## Aim of the exercise
Below are some records; repeat them all exactly, minus the pictures.

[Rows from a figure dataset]
Begin
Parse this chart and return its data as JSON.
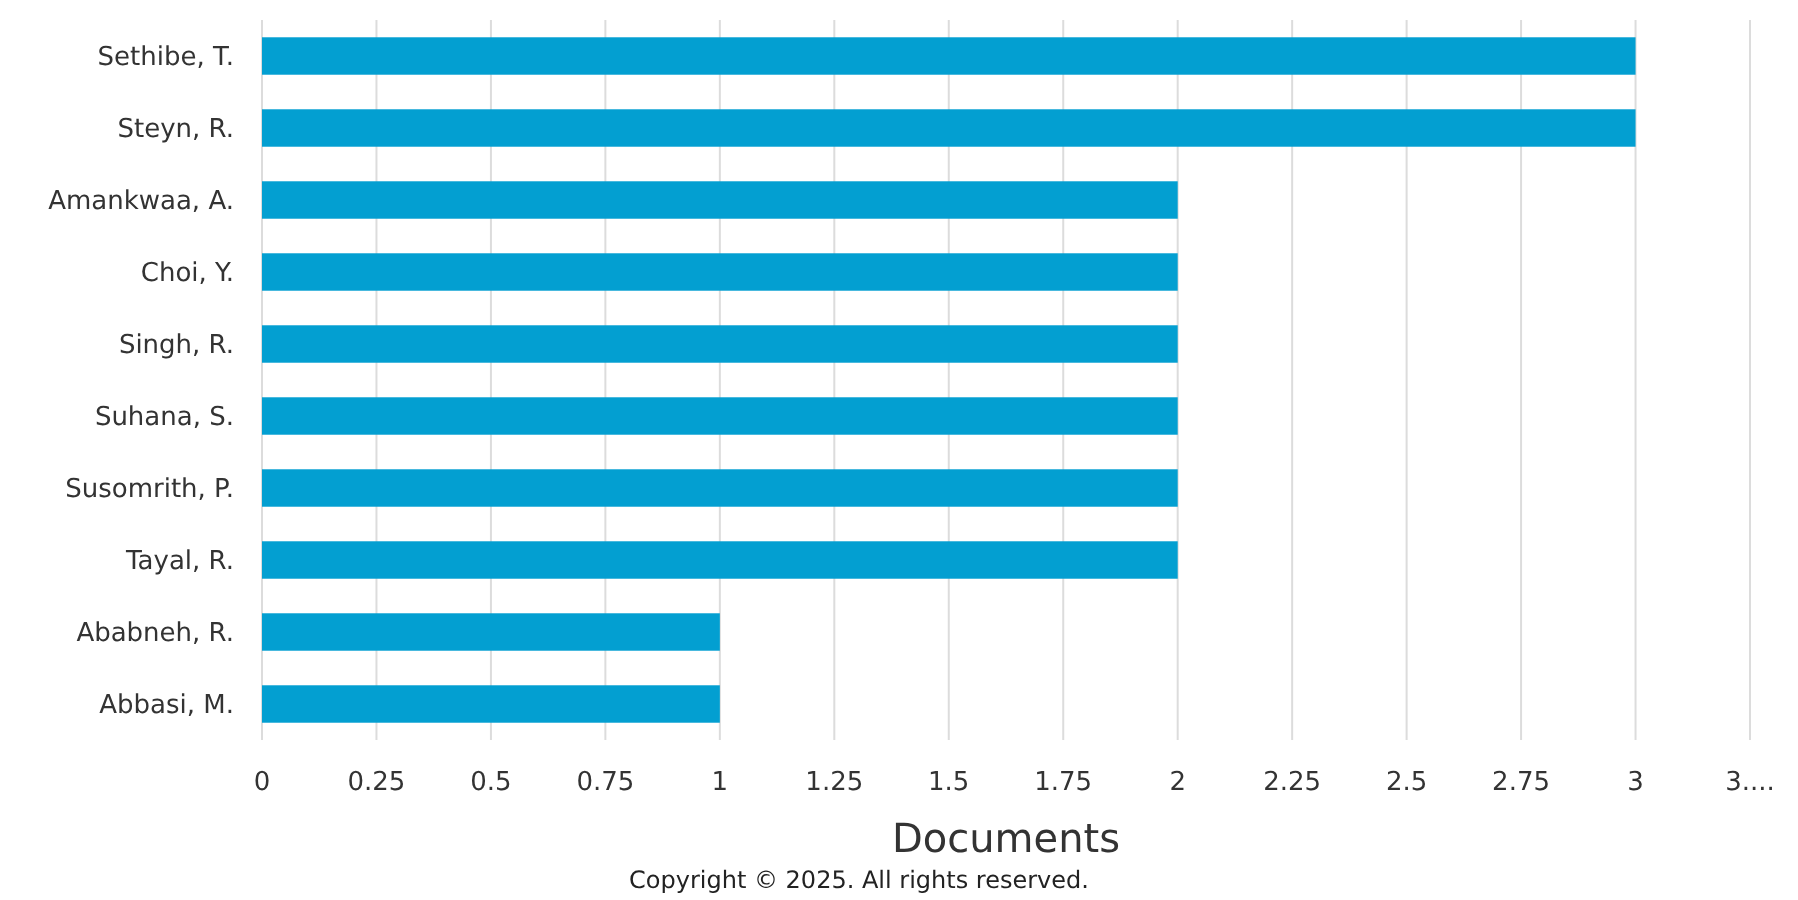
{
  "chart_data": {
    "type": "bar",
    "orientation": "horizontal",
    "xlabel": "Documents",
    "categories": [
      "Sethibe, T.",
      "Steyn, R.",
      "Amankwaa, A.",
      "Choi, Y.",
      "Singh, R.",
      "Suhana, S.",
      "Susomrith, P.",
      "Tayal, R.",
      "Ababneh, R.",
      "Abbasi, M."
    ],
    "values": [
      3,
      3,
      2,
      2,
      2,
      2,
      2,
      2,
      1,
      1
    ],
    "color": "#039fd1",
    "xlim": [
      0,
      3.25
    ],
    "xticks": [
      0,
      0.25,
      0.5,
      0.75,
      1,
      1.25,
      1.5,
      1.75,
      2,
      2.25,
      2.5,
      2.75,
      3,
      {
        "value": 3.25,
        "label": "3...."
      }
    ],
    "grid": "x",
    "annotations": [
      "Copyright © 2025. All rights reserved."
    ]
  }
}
End
## Result of this task
Parse this chart and return its data as JSON.
{
  "chart_data": {
    "type": "bar",
    "orientation": "horizontal",
    "xlabel": "Documents",
    "categories": [
      "Sethibe, T.",
      "Steyn, R.",
      "Amankwaa, A.",
      "Choi, Y.",
      "Singh, R.",
      "Suhana, S.",
      "Susomrith, P.",
      "Tayal, R.",
      "Ababneh, R.",
      "Abbasi, M."
    ],
    "values": [
      3,
      3,
      2,
      2,
      2,
      2,
      2,
      2,
      1,
      1
    ],
    "color": "#039fd1",
    "xlim": [
      0,
      3.25
    ],
    "xticks": [
      0,
      0.25,
      0.5,
      0.75,
      1,
      1.25,
      1.5,
      1.75,
      2,
      2.25,
      2.5,
      2.75,
      3,
      {
        "value": 3.25,
        "label": "3...."
      }
    ],
    "grid": "x",
    "annotations": [
      "Copyright © 2025. All rights reserved."
    ]
  }
}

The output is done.